▶ [Directions for this task]: Identify the lines that include the word "arrow", then copy all of them.
--- Start Records to use ---
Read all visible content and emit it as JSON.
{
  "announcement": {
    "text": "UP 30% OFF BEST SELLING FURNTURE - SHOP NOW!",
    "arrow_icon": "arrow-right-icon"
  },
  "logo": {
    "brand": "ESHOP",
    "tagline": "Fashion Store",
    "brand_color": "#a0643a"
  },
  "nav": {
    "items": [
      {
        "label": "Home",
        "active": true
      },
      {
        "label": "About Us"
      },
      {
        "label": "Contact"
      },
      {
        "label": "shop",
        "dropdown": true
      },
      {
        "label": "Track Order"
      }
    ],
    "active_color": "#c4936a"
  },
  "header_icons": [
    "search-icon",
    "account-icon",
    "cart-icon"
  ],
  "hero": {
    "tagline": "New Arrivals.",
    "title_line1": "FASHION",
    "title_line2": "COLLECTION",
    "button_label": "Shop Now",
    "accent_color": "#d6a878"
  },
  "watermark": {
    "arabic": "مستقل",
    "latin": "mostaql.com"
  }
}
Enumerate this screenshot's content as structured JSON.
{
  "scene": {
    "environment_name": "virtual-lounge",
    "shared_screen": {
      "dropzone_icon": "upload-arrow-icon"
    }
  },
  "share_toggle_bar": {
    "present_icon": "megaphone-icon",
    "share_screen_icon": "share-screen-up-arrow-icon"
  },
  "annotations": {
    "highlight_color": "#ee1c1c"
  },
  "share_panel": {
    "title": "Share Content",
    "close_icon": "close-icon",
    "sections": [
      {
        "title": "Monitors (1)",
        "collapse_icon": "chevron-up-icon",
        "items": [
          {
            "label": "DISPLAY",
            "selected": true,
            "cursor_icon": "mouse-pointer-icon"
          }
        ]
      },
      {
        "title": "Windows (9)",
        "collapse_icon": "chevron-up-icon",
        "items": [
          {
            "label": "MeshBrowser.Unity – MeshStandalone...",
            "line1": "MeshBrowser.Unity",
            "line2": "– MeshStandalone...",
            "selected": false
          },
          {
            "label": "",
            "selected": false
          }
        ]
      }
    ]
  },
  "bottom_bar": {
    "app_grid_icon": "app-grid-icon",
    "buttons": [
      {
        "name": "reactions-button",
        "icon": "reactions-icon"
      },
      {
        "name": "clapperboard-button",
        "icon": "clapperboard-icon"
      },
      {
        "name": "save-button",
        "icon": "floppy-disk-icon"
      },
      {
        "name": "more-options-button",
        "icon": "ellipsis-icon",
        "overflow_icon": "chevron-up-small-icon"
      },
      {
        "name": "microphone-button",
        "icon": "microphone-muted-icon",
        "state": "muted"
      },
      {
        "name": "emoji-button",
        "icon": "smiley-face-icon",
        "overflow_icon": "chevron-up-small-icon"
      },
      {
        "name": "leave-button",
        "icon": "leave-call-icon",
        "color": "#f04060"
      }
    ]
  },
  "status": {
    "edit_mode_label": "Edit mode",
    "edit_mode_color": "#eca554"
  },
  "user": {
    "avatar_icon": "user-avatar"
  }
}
--- End Records to use ---
▶ [Answer to this problem]:
    "arrow_icon": "arrow-right-icon"
      "dropzone_icon": "upload-arrow-icon"
    "share_screen_icon": "share-screen-up-arrow-icon"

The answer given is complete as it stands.